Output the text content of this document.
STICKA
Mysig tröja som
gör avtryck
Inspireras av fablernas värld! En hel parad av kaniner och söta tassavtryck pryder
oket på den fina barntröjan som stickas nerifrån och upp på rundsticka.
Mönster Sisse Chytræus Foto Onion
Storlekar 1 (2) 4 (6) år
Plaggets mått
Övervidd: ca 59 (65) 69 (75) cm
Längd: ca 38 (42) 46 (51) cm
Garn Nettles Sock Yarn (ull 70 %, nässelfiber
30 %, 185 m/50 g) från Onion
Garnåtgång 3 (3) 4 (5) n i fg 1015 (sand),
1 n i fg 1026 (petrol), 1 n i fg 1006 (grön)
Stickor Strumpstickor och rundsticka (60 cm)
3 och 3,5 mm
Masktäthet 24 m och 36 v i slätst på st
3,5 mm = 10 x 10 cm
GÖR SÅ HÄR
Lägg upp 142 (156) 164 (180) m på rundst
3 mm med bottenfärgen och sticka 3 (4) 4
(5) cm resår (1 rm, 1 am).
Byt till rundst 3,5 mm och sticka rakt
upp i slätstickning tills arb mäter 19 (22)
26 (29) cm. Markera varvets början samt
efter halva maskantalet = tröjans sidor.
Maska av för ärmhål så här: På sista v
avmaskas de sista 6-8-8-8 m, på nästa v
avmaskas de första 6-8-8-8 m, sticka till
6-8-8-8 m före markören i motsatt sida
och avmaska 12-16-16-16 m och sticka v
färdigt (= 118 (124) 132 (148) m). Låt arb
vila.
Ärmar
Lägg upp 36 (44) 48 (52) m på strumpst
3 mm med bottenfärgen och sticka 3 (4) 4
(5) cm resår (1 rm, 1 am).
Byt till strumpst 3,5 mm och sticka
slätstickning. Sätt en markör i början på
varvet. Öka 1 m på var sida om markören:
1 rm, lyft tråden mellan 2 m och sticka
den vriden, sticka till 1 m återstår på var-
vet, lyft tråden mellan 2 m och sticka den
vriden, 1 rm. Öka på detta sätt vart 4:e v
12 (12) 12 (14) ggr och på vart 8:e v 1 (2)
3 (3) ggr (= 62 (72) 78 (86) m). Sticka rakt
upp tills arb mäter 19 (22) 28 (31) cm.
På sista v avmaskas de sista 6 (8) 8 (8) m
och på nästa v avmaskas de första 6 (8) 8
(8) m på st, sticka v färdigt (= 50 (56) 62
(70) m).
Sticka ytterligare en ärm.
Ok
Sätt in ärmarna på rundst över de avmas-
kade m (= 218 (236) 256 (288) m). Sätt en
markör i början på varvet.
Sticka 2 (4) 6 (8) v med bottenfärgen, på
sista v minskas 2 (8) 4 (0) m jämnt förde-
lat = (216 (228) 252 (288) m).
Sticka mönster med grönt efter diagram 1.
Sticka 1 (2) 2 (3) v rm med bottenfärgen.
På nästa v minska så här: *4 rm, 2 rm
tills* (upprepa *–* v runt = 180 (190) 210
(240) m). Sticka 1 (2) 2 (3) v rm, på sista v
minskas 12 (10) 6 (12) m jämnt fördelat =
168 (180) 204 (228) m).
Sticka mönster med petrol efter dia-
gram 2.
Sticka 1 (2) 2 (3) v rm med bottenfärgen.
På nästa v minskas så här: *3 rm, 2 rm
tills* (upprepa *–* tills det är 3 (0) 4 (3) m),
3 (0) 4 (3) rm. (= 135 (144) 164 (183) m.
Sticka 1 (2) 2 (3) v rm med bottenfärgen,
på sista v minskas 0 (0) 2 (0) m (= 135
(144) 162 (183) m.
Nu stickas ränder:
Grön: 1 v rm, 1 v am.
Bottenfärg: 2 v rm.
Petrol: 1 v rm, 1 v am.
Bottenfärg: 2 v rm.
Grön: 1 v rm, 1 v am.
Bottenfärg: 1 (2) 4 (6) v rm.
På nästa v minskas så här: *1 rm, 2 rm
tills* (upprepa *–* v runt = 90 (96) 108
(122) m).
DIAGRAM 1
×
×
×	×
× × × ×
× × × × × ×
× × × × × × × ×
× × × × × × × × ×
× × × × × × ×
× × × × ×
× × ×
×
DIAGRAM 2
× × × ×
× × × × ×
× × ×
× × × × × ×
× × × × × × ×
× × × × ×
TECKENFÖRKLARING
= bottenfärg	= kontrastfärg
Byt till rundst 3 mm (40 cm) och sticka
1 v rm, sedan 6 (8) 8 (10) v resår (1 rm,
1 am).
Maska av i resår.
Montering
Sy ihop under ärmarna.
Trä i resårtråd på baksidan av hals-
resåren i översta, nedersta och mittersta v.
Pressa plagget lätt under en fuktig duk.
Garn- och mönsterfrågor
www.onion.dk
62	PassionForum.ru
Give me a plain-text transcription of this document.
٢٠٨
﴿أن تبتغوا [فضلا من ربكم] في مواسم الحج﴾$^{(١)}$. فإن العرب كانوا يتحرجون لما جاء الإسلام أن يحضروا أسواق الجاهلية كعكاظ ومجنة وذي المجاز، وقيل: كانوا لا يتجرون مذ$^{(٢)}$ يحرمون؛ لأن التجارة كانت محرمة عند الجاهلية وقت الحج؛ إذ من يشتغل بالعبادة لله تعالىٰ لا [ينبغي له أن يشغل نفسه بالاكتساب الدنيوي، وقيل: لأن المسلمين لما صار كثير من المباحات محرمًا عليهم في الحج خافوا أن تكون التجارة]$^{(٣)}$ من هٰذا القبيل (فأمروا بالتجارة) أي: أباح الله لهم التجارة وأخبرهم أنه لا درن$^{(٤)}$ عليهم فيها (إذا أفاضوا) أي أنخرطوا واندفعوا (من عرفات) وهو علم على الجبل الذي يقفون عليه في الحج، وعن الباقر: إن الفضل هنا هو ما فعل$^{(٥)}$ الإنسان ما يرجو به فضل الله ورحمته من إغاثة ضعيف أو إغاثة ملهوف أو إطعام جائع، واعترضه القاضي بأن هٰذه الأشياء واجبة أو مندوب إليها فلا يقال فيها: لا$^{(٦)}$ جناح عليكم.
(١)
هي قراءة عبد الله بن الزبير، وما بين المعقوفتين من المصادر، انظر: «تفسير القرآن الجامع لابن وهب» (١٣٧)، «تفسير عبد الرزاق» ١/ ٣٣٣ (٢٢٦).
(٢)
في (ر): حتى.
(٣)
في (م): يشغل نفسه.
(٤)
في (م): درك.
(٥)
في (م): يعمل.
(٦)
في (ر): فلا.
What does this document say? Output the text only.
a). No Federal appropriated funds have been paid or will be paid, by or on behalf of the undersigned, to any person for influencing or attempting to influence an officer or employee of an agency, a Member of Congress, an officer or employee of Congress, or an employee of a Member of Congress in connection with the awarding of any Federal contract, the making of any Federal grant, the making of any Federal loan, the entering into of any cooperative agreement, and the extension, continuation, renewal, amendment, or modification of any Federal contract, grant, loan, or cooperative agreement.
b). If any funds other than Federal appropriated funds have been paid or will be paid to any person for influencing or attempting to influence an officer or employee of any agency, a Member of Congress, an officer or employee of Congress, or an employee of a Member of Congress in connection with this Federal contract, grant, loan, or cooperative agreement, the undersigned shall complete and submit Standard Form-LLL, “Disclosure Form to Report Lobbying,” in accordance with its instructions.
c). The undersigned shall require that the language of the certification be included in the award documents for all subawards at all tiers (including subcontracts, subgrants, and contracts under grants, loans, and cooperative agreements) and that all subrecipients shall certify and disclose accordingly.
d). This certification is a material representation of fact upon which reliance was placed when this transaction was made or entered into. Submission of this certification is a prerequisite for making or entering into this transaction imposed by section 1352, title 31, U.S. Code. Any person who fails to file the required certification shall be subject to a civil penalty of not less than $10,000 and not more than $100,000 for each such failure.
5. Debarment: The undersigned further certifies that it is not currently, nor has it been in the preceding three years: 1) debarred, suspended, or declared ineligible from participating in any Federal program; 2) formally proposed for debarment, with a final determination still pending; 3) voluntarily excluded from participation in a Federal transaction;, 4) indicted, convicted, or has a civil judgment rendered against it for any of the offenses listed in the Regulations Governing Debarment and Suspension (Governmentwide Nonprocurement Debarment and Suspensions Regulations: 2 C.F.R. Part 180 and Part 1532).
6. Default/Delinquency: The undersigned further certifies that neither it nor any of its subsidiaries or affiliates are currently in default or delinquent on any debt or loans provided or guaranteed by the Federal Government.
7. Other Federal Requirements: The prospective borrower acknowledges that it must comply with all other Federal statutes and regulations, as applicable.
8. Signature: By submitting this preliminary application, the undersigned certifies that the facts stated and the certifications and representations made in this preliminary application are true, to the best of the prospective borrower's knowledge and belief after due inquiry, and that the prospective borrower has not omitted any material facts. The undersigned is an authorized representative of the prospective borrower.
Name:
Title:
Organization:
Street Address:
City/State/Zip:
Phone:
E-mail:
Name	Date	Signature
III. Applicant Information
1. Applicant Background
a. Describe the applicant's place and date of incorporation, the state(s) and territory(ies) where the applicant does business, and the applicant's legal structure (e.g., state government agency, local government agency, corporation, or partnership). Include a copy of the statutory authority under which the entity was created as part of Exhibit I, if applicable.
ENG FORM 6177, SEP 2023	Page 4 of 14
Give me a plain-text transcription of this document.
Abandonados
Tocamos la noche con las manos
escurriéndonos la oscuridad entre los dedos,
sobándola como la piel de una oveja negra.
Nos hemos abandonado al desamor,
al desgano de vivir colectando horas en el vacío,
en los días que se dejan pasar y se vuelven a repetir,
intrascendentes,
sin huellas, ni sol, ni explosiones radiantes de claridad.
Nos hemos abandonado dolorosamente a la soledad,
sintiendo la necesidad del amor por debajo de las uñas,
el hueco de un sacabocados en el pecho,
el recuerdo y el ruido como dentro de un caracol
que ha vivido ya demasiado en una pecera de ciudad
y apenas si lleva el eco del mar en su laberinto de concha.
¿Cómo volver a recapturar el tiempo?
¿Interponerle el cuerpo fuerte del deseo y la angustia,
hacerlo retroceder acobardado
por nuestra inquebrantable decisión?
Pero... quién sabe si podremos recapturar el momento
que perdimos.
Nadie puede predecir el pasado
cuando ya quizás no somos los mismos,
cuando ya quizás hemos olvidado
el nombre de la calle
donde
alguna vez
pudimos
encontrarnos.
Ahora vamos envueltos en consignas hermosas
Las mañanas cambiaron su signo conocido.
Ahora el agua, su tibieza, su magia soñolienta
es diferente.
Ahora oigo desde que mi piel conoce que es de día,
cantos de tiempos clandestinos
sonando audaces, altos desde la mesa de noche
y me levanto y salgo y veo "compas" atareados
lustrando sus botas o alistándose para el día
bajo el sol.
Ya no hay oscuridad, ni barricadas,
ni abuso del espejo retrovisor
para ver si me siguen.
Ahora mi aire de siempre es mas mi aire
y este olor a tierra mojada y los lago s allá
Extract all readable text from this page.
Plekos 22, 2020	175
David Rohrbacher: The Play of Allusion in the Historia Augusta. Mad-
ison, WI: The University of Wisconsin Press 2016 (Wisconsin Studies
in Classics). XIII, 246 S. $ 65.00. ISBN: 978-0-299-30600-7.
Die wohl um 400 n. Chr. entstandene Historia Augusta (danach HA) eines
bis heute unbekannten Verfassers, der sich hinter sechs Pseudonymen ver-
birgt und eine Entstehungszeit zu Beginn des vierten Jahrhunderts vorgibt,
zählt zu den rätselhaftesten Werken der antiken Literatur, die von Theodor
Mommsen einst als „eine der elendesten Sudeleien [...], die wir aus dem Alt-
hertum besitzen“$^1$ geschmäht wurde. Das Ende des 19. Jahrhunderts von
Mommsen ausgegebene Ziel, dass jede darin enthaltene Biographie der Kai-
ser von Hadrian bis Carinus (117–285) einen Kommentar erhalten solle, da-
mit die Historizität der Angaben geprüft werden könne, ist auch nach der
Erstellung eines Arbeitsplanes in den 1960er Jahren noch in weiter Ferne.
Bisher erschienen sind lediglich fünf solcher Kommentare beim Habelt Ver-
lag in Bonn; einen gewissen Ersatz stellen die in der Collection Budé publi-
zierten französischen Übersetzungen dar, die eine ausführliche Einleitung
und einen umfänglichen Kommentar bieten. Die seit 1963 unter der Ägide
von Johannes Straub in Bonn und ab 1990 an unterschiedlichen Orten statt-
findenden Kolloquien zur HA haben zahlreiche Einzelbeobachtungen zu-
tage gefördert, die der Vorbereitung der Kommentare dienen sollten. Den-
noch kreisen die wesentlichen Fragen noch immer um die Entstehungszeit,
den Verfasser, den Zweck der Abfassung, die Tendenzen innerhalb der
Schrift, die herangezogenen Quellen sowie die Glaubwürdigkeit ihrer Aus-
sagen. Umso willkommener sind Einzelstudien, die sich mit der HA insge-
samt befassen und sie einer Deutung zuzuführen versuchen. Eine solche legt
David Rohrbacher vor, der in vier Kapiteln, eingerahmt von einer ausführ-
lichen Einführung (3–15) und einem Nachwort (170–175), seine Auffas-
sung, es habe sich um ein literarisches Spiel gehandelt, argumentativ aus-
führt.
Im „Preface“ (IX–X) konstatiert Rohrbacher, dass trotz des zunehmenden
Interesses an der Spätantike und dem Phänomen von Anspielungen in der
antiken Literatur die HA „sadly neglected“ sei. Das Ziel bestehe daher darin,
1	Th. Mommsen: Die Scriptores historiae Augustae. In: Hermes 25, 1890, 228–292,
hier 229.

------------------------------------------------------------

▶ Task objective:
Using the records above, copy every line that has the word "upprepa" in it.

▶ Expected output:
tills* (upprepa *–* v runt = 180 (190) 210
tills* (upprepa *–* tills det är 3 (0) 4 (3) m),
tills* (upprepa *–* v runt = 90 (96) 108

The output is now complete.